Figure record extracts
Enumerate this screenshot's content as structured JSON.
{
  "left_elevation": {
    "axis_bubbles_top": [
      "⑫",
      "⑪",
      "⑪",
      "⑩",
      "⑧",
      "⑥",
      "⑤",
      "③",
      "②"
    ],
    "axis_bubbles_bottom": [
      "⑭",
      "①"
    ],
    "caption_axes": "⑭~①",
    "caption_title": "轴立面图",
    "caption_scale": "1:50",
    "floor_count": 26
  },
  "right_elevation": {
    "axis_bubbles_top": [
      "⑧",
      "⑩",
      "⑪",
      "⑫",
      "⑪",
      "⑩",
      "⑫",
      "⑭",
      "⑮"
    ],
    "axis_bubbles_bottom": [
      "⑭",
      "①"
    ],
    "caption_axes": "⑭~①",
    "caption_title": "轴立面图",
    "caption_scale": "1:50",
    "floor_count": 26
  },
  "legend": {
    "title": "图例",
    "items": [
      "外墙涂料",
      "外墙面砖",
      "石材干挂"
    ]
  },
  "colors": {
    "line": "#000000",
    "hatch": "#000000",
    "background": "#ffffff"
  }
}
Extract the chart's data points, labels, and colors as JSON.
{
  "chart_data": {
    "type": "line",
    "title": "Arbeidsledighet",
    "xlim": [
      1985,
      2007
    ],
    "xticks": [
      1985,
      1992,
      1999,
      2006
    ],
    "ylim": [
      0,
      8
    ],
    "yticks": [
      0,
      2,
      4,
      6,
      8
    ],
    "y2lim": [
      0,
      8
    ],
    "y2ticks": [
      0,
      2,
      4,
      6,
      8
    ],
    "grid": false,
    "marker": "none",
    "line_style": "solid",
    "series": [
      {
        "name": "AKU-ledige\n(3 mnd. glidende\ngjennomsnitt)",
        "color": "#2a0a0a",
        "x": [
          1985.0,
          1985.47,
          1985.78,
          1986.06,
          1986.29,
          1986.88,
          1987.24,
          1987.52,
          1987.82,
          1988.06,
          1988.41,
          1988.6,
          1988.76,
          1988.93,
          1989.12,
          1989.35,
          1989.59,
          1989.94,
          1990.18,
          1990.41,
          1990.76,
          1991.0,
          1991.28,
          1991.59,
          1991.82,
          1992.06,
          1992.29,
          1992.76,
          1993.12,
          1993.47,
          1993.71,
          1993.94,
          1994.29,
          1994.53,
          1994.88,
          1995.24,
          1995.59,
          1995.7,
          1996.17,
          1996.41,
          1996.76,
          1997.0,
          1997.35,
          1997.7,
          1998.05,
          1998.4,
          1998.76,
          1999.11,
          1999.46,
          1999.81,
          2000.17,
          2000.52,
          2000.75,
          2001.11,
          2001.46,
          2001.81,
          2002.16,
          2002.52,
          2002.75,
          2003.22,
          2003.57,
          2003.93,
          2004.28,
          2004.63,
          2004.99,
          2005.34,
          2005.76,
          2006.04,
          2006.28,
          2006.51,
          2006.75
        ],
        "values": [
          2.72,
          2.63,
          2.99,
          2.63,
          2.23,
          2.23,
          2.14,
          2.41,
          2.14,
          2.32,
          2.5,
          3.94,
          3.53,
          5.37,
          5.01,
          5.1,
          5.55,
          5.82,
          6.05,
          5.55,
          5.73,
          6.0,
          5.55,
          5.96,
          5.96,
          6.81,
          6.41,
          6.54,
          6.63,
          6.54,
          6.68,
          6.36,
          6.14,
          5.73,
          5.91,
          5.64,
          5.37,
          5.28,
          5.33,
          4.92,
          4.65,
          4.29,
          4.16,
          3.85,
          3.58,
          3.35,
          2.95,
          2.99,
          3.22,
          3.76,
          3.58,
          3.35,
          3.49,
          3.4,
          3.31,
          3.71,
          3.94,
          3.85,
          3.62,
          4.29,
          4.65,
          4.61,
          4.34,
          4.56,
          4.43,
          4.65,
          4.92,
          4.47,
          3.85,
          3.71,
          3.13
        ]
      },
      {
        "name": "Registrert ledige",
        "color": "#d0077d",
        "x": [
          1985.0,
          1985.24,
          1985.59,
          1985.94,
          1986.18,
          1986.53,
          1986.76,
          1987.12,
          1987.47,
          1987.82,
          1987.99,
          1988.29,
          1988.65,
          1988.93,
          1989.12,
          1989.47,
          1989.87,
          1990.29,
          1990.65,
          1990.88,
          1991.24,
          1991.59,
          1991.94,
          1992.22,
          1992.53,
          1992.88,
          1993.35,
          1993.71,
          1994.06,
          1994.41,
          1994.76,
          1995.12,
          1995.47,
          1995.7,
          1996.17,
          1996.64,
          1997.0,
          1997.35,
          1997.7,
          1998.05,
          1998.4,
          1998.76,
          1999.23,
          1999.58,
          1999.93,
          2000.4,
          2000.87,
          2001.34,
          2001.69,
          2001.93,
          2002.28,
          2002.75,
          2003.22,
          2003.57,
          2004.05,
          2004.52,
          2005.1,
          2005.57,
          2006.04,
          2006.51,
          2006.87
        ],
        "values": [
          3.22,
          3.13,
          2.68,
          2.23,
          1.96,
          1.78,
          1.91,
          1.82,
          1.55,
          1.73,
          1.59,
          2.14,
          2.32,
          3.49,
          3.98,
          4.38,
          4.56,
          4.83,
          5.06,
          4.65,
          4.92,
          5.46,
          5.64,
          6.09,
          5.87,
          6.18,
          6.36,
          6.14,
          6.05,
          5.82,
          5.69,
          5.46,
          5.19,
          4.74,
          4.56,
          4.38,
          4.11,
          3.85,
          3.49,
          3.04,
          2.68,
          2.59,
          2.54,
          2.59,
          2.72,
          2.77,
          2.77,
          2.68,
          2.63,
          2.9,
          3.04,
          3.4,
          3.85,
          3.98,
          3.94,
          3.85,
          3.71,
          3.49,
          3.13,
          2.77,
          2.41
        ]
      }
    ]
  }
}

WHAT THE EXERCISE ASKS: Look over the listing above. Pick out and copy every line that includes "colors".

OUTPUT FOR THIS TASK:
  "colors": {
Extract the chart's data points, labels, and colors as JSON.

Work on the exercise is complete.